(Data records)

+===+

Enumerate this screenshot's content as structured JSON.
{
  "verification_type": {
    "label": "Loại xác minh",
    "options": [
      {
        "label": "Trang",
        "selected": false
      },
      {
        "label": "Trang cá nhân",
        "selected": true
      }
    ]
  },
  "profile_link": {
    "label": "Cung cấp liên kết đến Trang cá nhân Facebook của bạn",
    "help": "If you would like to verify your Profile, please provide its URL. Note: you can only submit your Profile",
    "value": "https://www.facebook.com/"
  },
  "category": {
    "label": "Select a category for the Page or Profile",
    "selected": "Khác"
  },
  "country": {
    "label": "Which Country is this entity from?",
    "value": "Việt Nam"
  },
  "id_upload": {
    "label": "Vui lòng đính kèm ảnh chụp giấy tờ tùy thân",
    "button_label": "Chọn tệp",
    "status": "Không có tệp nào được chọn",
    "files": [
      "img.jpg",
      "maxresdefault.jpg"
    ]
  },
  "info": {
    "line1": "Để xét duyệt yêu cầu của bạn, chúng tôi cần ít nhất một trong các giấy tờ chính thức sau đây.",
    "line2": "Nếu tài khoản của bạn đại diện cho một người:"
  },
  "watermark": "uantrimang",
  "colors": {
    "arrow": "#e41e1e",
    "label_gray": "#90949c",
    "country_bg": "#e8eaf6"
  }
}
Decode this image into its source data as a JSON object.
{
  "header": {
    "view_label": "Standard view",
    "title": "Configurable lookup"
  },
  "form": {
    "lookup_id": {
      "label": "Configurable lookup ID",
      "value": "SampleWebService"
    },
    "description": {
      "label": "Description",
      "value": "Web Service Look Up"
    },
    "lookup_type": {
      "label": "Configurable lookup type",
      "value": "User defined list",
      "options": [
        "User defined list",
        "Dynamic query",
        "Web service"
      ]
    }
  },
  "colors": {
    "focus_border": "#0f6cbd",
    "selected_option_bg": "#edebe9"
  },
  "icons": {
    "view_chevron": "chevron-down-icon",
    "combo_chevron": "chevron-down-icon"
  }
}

+===+

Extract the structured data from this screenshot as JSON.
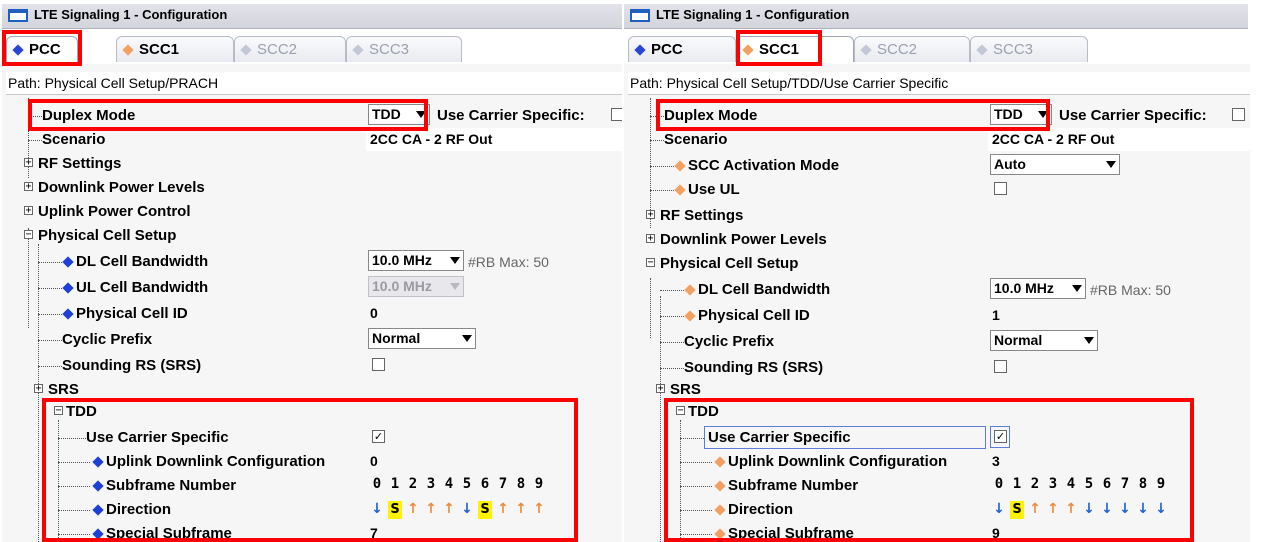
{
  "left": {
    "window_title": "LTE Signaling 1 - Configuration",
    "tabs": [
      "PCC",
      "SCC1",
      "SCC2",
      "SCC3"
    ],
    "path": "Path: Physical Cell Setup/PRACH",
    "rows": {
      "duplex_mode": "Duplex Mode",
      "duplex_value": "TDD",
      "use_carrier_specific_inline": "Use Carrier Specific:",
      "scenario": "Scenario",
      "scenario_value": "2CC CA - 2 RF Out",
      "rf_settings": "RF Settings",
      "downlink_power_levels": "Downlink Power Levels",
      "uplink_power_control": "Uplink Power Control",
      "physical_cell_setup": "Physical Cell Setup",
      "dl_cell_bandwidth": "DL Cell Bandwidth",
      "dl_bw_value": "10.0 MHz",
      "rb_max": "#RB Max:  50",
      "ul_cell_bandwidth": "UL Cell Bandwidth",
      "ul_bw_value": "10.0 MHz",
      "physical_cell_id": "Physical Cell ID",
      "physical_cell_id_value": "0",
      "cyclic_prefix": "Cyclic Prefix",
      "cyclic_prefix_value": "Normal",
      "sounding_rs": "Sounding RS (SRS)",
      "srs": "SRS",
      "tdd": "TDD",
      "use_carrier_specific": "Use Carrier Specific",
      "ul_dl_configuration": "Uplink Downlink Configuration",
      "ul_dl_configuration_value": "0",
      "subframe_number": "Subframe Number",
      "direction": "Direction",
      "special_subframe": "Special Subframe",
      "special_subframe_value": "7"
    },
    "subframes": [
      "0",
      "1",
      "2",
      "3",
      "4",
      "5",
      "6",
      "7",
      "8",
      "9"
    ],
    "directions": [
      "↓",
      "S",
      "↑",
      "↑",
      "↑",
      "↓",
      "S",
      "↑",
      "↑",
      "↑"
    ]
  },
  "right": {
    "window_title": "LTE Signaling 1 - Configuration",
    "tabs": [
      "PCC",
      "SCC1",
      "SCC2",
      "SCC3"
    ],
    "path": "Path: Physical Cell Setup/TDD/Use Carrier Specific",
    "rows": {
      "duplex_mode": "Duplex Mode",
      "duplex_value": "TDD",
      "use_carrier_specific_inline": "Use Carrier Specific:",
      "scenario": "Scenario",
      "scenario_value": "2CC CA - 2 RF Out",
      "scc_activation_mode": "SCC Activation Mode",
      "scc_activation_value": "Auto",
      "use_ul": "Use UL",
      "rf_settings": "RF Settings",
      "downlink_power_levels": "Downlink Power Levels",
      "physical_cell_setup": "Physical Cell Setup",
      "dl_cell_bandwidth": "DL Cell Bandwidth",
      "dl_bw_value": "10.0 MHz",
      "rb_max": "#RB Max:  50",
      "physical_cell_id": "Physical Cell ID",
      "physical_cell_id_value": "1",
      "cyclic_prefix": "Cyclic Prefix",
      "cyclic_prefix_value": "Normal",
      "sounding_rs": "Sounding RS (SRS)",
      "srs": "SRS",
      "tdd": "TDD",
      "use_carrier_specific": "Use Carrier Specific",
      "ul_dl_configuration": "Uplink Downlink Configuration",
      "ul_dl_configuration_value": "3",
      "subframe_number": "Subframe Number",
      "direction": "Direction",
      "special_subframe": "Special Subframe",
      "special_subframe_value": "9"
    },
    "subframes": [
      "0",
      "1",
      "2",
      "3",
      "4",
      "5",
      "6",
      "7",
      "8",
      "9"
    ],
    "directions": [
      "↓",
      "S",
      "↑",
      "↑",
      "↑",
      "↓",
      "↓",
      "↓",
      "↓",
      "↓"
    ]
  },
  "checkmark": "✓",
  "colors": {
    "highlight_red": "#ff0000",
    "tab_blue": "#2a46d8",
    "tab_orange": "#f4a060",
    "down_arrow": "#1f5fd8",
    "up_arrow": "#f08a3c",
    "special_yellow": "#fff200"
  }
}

+===+

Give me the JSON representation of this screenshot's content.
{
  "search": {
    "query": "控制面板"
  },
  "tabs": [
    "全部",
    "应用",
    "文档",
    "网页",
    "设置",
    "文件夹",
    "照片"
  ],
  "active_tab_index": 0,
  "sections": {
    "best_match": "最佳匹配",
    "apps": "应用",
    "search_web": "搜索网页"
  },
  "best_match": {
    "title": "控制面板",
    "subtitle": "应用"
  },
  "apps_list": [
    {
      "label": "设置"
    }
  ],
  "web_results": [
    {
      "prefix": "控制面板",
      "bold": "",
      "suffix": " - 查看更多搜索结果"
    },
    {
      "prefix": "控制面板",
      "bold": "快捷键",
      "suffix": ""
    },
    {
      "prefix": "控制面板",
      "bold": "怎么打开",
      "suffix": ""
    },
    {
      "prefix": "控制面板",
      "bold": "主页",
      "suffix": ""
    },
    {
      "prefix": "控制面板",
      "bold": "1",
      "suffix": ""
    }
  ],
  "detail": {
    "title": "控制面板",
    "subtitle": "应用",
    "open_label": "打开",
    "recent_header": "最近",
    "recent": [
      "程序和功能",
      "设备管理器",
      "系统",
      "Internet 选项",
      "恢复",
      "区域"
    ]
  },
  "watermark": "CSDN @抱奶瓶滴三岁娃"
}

+===+

## The exercise
Pick out each line in the material containing "screenshot".

## Problem solution
Enumerate this screenshot's content as structured JSON.
Extract the structured data from this screenshot as JSON.
Give me the JSON representation of this screenshot's content.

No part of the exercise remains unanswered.